Given data:
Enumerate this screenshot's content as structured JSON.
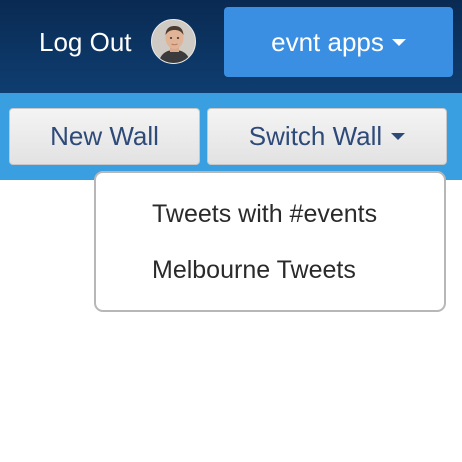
{
  "header": {
    "logout_label": "Log Out",
    "avatar_alt": "user avatar",
    "apps_label": "evnt apps"
  },
  "toolbar": {
    "new_wall_label": "New Wall",
    "switch_wall_label": "Switch Wall"
  },
  "switch_menu": {
    "items": [
      {
        "label": "Tweets with #events"
      },
      {
        "label": "Melbourne Tweets"
      }
    ]
  },
  "colors": {
    "topbar": "#0c3563",
    "accent_button": "#3a8fe3",
    "subbar": "#3a9fe0",
    "button_text": "#2e4a78"
  },
  "icons": {
    "apps_caret": "caret-down-icon",
    "switch_caret": "caret-down-icon"
  }
}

Short task: Extract every line of the data exactly; pictures stay out.

Result for this task:
Enumerate this screenshot's content as structured JSON.
{
  "header": {
    "logout_label": "Log Out",
    "avatar_alt": "user avatar",
    "apps_label": "evnt apps"
  },
  "toolbar": {
    "new_wall_label": "New Wall",
    "switch_wall_label": "Switch Wall"
  },
  "switch_menu": {
    "items": [
      {
        "label": "Tweets with #events"
      },
      {
        "label": "Melbourne Tweets"
      }
    ]
  },
  "colors": {
    "topbar": "#0c3563",
    "accent_button": "#3a8fe3",
    "subbar": "#3a9fe0",
    "button_text": "#2e4a78"
  },
  "icons": {
    "apps_caret": "caret-down-icon",
    "switch_caret": "caret-down-icon"
  }
}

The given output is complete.